Read the listing and extract each line that includes the word "color".

* begin Supplied records *

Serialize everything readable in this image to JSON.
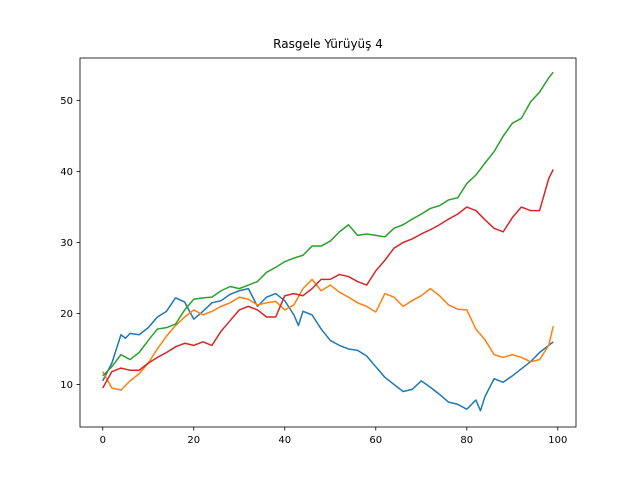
{
  "chart_data": {
    "type": "line",
    "title": "Rasgele Yürüyüş 4",
    "xlabel": "",
    "ylabel": "",
    "xlim": [
      -5,
      104
    ],
    "ylim": [
      4,
      56
    ],
    "xticks": [
      0,
      20,
      40,
      60,
      80,
      100
    ],
    "yticks": [
      10,
      20,
      30,
      40,
      50
    ],
    "grid": false,
    "legend": "none",
    "series": [
      {
        "color": "#1f77b4",
        "x": [
          0,
          2,
          4,
          5,
          6,
          8,
          10,
          12,
          14,
          16,
          18,
          20,
          22,
          24,
          26,
          28,
          30,
          32,
          34,
          36,
          38,
          40,
          42,
          43,
          44,
          46,
          48,
          50,
          52,
          54,
          56,
          58,
          60,
          62,
          64,
          66,
          68,
          70,
          72,
          74,
          76,
          78,
          80,
          82,
          83,
          84,
          86,
          88,
          90,
          92,
          94,
          96,
          98,
          99
        ],
        "y": [
          10.5,
          13,
          17,
          16.5,
          17.2,
          17,
          18,
          19.5,
          20.3,
          22.2,
          21.6,
          19.2,
          20.3,
          21.5,
          21.8,
          22.7,
          23.2,
          23.5,
          21,
          22.3,
          22.8,
          21.8,
          19.8,
          18.3,
          20.3,
          19.8,
          17.8,
          16.2,
          15.5,
          15,
          14.8,
          14,
          12.5,
          11,
          10,
          9,
          9.3,
          10.5,
          9.6,
          8.6,
          7.5,
          7.2,
          6.5,
          7.8,
          6.3,
          8.3,
          10.8,
          10.3,
          11.2,
          12.2,
          13.2,
          14.5,
          15.5,
          16
        ]
      },
      {
        "color": "#ff7f0e",
        "x": [
          0,
          2,
          4,
          6,
          8,
          10,
          12,
          14,
          16,
          18,
          20,
          22,
          24,
          26,
          28,
          30,
          32,
          34,
          36,
          38,
          40,
          42,
          44,
          46,
          48,
          50,
          52,
          54,
          56,
          58,
          60,
          62,
          64,
          66,
          68,
          70,
          72,
          74,
          76,
          78,
          80,
          82,
          84,
          86,
          88,
          90,
          92,
          94,
          96,
          98,
          99
        ],
        "y": [
          11.8,
          9.5,
          9.2,
          10.5,
          11.5,
          13,
          15,
          16.8,
          18.3,
          19.5,
          20.5,
          19.8,
          20.3,
          21,
          21.5,
          22.3,
          22,
          21.2,
          21.5,
          21.7,
          20.5,
          21.2,
          23.5,
          24.8,
          23.2,
          24,
          23,
          22.3,
          21.5,
          21,
          20.2,
          22.8,
          22.3,
          21,
          21.8,
          22.5,
          23.5,
          22.5,
          21.2,
          20.6,
          20.5,
          17.8,
          16.3,
          14.2,
          13.8,
          14.2,
          13.8,
          13.2,
          13.5,
          15.5,
          18.2
        ]
      },
      {
        "color": "#2ca02c",
        "x": [
          0,
          2,
          4,
          6,
          8,
          10,
          12,
          14,
          16,
          18,
          20,
          22,
          24,
          26,
          28,
          30,
          32,
          34,
          36,
          38,
          40,
          42,
          44,
          46,
          48,
          50,
          52,
          54,
          56,
          58,
          60,
          62,
          64,
          66,
          68,
          70,
          72,
          74,
          76,
          78,
          80,
          82,
          84,
          86,
          88,
          90,
          92,
          94,
          96,
          98,
          99
        ],
        "y": [
          11.2,
          12.5,
          14.2,
          13.5,
          14.5,
          16.2,
          17.8,
          18,
          18.5,
          20.5,
          22,
          22.2,
          22.3,
          23.2,
          23.8,
          23.5,
          24,
          24.5,
          25.8,
          26.5,
          27.3,
          27.8,
          28.2,
          29.5,
          29.5,
          30.2,
          31.5,
          32.5,
          31,
          31.2,
          31,
          30.8,
          32,
          32.5,
          33.3,
          34,
          34.8,
          35.2,
          36,
          36.3,
          38.3,
          39.5,
          41.2,
          42.8,
          45,
          46.8,
          47.5,
          49.8,
          51.2,
          53.2,
          54
        ]
      },
      {
        "color": "#d62728",
        "x": [
          0,
          2,
          4,
          6,
          8,
          10,
          12,
          14,
          16,
          18,
          20,
          22,
          24,
          26,
          28,
          30,
          32,
          34,
          36,
          38,
          40,
          42,
          44,
          46,
          48,
          50,
          52,
          54,
          56,
          58,
          60,
          62,
          64,
          66,
          68,
          70,
          72,
          74,
          76,
          78,
          80,
          82,
          84,
          86,
          88,
          90,
          92,
          94,
          96,
          98,
          99
        ],
        "y": [
          9.5,
          11.8,
          12.3,
          12,
          12,
          13,
          13.8,
          14.5,
          15.3,
          15.8,
          15.5,
          16,
          15.5,
          17.5,
          19,
          20.5,
          21,
          20.5,
          19.5,
          19.5,
          22.5,
          22.8,
          22.5,
          23.5,
          24.8,
          24.8,
          25.5,
          25.2,
          24.5,
          24,
          26,
          27.5,
          29.2,
          30,
          30.5,
          31.2,
          31.8,
          32.5,
          33.3,
          34,
          35,
          34.5,
          33.2,
          32,
          31.5,
          33.5,
          35,
          34.5,
          34.5,
          39,
          40.3
        ]
      }
    ]
  }
}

* end Supplied records *

Task response
        "color": "#1f77b4",
        "color": "#ff7f0e",
        "color": "#2ca02c",
        "color": "#d62728",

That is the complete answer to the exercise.